>> Begin
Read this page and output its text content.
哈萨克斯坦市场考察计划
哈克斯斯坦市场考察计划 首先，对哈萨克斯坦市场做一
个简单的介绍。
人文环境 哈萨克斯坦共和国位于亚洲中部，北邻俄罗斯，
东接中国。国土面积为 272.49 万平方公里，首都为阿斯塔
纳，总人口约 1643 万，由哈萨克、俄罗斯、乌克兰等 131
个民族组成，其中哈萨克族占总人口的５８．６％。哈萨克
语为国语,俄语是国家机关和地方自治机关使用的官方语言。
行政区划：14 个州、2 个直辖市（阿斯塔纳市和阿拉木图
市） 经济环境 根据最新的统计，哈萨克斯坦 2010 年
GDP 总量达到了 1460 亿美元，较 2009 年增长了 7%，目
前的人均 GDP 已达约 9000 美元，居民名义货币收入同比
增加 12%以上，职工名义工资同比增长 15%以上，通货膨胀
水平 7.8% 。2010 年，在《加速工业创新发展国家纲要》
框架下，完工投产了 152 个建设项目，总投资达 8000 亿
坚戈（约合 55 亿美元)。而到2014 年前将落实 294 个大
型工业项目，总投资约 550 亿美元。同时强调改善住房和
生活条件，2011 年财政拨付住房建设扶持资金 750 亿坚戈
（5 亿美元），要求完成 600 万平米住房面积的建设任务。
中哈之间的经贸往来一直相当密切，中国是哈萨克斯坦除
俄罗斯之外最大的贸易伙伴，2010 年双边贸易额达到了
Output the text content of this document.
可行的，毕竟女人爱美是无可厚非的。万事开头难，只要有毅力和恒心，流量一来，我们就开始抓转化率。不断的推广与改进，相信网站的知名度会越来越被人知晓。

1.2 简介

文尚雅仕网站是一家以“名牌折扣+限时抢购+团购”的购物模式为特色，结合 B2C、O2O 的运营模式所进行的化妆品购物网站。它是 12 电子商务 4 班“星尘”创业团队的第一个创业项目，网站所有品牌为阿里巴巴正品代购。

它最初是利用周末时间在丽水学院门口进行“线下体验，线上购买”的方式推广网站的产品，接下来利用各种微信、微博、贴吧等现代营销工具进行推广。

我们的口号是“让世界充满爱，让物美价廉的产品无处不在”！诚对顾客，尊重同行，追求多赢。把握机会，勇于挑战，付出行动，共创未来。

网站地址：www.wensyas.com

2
>> End
SET TASK:
Extract the full listing and reproduce each line exactly.

FINAL RESULT:
Read this page and output its text content.
哈萨克斯坦市场考察计划
哈克斯斯坦市场考察计划 首先，对哈萨克斯坦市场做一
个简单的介绍。
人文环境 哈萨克斯坦共和国位于亚洲中部，北邻俄罗斯，
东接中国。国土面积为 272.49 万平方公里，首都为阿斯塔
纳，总人口约 1643 万，由哈萨克、俄罗斯、乌克兰等 131
个民族组成，其中哈萨克族占总人口的５８．６％。哈萨克
语为国语,俄语是国家机关和地方自治机关使用的官方语言。
行政区划：14 个州、2 个直辖市（阿斯塔纳市和阿拉木图
市） 经济环境 根据最新的统计，哈萨克斯坦 2010 年
GDP 总量达到了 1460 亿美元，较 2009 年增长了 7%，目
前的人均 GDP 已达约 9000 美元，居民名义货币收入同比
增加 12%以上，职工名义工资同比增长 15%以上，通货膨胀
水平 7.8% 。2010 年，在《加速工业创新发展国家纲要》
框架下，完工投产了 152 个建设项目，总投资达 8000 亿
坚戈（约合 55 亿美元)。而到2014 年前将落实 294 个大
型工业项目，总投资约 550 亿美元。同时强调改善住房和
生活条件，2011 年财政拨付住房建设扶持资金 750 亿坚戈
（5 亿美元），要求完成 600 万平米住房面积的建设任务。
中哈之间的经贸往来一直相当密切，中国是哈萨克斯坦除
俄罗斯之外最大的贸易伙伴，2010 年双边贸易额达到了
Output the text content of this document.
可行的，毕竟女人爱美是无可厚非的。万事开头难，只要有毅力和恒心，流量一来，我们就开始抓转化率。不断的推广与改进，相信网站的知名度会越来越被人知晓。

1.2 简介

文尚雅仕网站是一家以“名牌折扣+限时抢购+团购”的购物模式为特色，结合 B2C、O2O 的运营模式所进行的化妆品购物网站。它是 12 电子商务 4 班“星尘”创业团队的第一个创业项目，网站所有品牌为阿里巴巴正品代购。

它最初是利用周末时间在丽水学院门口进行“线下体验，线上购买”的方式推广网站的产品，接下来利用各种微信、微博、贴吧等现代营销工具进行推广。

我们的口号是“让世界充满爱，让物美价廉的产品无处不在”！诚对顾客，尊重同行，追求多赢。把握机会，勇于挑战，付出行动，共创未来。

网站地址：www.wensyas.com

2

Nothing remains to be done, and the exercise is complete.